begin

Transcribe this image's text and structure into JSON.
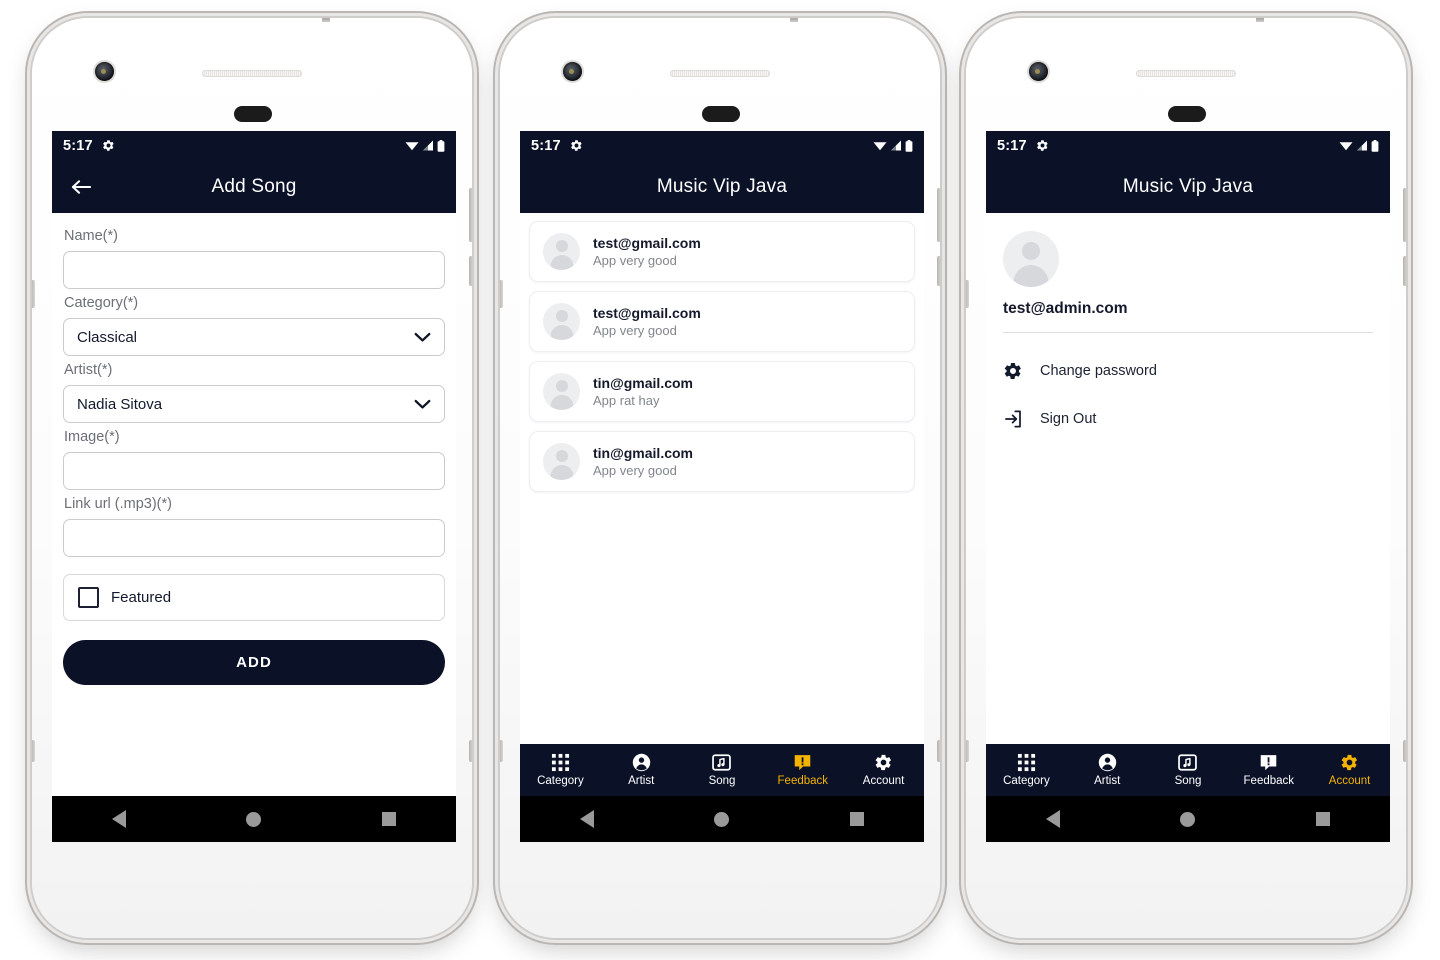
{
  "app": {
    "accent_color": "#f5b301",
    "appbar_color": "#0b1228",
    "screen_bg": "#ffffff"
  },
  "status_bar": {
    "time": "5:17",
    "gear_icon": "gear-icon",
    "wifi_icon": "wifi-icon",
    "signal_icon": "signal-icon",
    "battery_icon": "battery-icon"
  },
  "system_nav": {
    "back_icon": "triangle-back-icon",
    "home_icon": "circle-home-icon",
    "recents_icon": "square-recents-icon"
  },
  "bottom_nav": {
    "items": [
      {
        "label": "Category",
        "icon": "grid-icon",
        "active": false
      },
      {
        "label": "Artist",
        "icon": "person-icon",
        "active": false
      },
      {
        "label": "Song",
        "icon": "music-note-icon",
        "active": false
      },
      {
        "label": "Feedback",
        "icon": "feedback-icon",
        "active": false
      },
      {
        "label": "Account",
        "icon": "gear-icon",
        "active": false
      }
    ]
  },
  "screen1": {
    "appbar": {
      "title": "Add Song",
      "back_icon": "arrow-left-icon"
    },
    "fields": [
      {
        "label": "Name(*)",
        "type": "text",
        "value": ""
      },
      {
        "label": "Category(*)",
        "type": "select",
        "value": "Classical"
      },
      {
        "label": "Artist(*)",
        "type": "select",
        "value": "Nadia Sitova"
      },
      {
        "label": "Image(*)",
        "type": "text",
        "value": ""
      },
      {
        "label": "Link url (.mp3)(*)",
        "type": "text",
        "value": ""
      }
    ],
    "checkbox": {
      "label": "Featured",
      "checked": false
    },
    "submit_label": "ADD"
  },
  "screen2": {
    "appbar": {
      "title": "Music Vip Java"
    },
    "feedback_items": [
      {
        "email": "test@gmail.com",
        "message": "App very good"
      },
      {
        "email": "test@gmail.com",
        "message": "App very good"
      },
      {
        "email": "tin@gmail.com",
        "message": "App rat hay"
      },
      {
        "email": "tin@gmail.com",
        "message": "App very good"
      }
    ],
    "active_nav": "Feedback"
  },
  "screen3": {
    "appbar": {
      "title": "Music Vip Java"
    },
    "email": "test@admin.com",
    "menu": [
      {
        "label": "Change password",
        "icon": "gear-icon"
      },
      {
        "label": "Sign Out",
        "icon": "sign-out-icon"
      }
    ],
    "active_nav": "Account"
  }
}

end

Short task
Without including any picture, retype the entries exactly.

Output below
Transcribe this image's text and structure into JSON.
{
  "app": {
    "accent_color": "#f5b301",
    "appbar_color": "#0b1228",
    "screen_bg": "#ffffff"
  },
  "status_bar": {
    "time": "5:17",
    "gear_icon": "gear-icon",
    "wifi_icon": "wifi-icon",
    "signal_icon": "signal-icon",
    "battery_icon": "battery-icon"
  },
  "system_nav": {
    "back_icon": "triangle-back-icon",
    "home_icon": "circle-home-icon",
    "recents_icon": "square-recents-icon"
  },
  "bottom_nav": {
    "items": [
      {
        "label": "Category",
        "icon": "grid-icon",
        "active": false
      },
      {
        "label": "Artist",
        "icon": "person-icon",
        "active": false
      },
      {
        "label": "Song",
        "icon": "music-note-icon",
        "active": false
      },
      {
        "label": "Feedback",
        "icon": "feedback-icon",
        "active": false
      },
      {
        "label": "Account",
        "icon": "gear-icon",
        "active": false
      }
    ]
  },
  "screen1": {
    "appbar": {
      "title": "Add Song",
      "back_icon": "arrow-left-icon"
    },
    "fields": [
      {
        "label": "Name(*)",
        "type": "text",
        "value": ""
      },
      {
        "label": "Category(*)",
        "type": "select",
        "value": "Classical"
      },
      {
        "label": "Artist(*)",
        "type": "select",
        "value": "Nadia Sitova"
      },
      {
        "label": "Image(*)",
        "type": "text",
        "value": ""
      },
      {
        "label": "Link url (.mp3)(*)",
        "type": "text",
        "value": ""
      }
    ],
    "checkbox": {
      "label": "Featured",
      "checked": false
    },
    "submit_label": "ADD"
  },
  "screen2": {
    "appbar": {
      "title": "Music Vip Java"
    },
    "feedback_items": [
      {
        "email": "test@gmail.com",
        "message": "App very good"
      },
      {
        "email": "test@gmail.com",
        "message": "App very good"
      },
      {
        "email": "tin@gmail.com",
        "message": "App rat hay"
      },
      {
        "email": "tin@gmail.com",
        "message": "App very good"
      }
    ],
    "active_nav": "Feedback"
  },
  "screen3": {
    "appbar": {
      "title": "Music Vip Java"
    },
    "email": "test@admin.com",
    "menu": [
      {
        "label": "Change password",
        "icon": "gear-icon"
      },
      {
        "label": "Sign Out",
        "icon": "sign-out-icon"
      }
    ],
    "active_nav": "Account"
  }
}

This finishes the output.